* _Direction_
Copy out all the data, word for word.
%%
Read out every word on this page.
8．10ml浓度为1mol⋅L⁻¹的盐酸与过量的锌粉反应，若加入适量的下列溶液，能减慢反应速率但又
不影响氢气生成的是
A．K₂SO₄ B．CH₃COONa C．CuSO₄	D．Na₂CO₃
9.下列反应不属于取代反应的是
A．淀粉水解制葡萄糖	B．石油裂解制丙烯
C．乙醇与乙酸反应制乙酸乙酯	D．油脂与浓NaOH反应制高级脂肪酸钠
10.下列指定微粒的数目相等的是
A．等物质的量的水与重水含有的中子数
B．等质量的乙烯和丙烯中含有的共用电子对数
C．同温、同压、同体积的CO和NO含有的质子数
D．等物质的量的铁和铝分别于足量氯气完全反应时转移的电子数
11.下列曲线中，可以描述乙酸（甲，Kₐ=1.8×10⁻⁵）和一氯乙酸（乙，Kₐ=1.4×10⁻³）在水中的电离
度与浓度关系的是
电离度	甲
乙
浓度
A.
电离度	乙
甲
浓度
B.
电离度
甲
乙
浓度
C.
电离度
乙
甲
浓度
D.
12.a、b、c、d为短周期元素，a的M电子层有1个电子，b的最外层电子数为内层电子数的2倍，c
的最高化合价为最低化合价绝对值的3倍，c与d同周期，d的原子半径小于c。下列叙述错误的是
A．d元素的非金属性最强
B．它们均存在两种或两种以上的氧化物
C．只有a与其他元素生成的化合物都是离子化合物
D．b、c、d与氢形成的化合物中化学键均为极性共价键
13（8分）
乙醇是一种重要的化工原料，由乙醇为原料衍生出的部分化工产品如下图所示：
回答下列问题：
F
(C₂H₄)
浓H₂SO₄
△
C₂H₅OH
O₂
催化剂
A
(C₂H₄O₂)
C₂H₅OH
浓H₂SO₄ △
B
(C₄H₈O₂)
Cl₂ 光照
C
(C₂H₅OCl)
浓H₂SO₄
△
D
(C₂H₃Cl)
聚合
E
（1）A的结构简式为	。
%%
* _The result_
Read out every word on this page.
8．10ml浓度为1mol⋅L⁻¹的盐酸与过量的锌粉反应，若加入适量的下列溶液，能减慢反应速率但又
不影响氢气生成的是
A．K₂SO₄ B．CH₃COONa C．CuSO₄	D．Na₂CO₃
9.下列反应不属于取代反应的是
A．淀粉水解制葡萄糖	B．石油裂解制丙烯
C．乙醇与乙酸反应制乙酸乙酯	D．油脂与浓NaOH反应制高级脂肪酸钠
10.下列指定微粒的数目相等的是
A．等物质的量的水与重水含有的中子数
B．等质量的乙烯和丙烯中含有的共用电子对数
C．同温、同压、同体积的CO和NO含有的质子数
D．等物质的量的铁和铝分别于足量氯气完全反应时转移的电子数
11.下列曲线中，可以描述乙酸（甲，Kₐ=1.8×10⁻⁵）和一氯乙酸（乙，Kₐ=1.4×10⁻³）在水中的电离
度与浓度关系的是
电离度	甲
乙
浓度
A.
电离度	乙
甲
浓度
B.
电离度
甲
乙
浓度
C.
电离度
乙
甲
浓度
D.
12.a、b、c、d为短周期元素，a的M电子层有1个电子，b的最外层电子数为内层电子数的2倍，c
的最高化合价为最低化合价绝对值的3倍，c与d同周期，d的原子半径小于c。下列叙述错误的是
A．d元素的非金属性最强
B．它们均存在两种或两种以上的氧化物
C．只有a与其他元素生成的化合物都是离子化合物
D．b、c、d与氢形成的化合物中化学键均为极性共价键
13（8分）
乙醇是一种重要的化工原料，由乙醇为原料衍生出的部分化工产品如下图所示：
回答下列问题：
F
(C₂H₄)
浓H₂SO₄
△
C₂H₅OH
O₂
催化剂
A
(C₂H₄O₂)
C₂H₅OH
浓H₂SO₄ △
B
(C₄H₈O₂)
Cl₂ 光照
C
(C₂H₅OCl)
浓H₂SO₄
△
D
(C₂H₃Cl)
聚合
E
（1）A的结构简式为	。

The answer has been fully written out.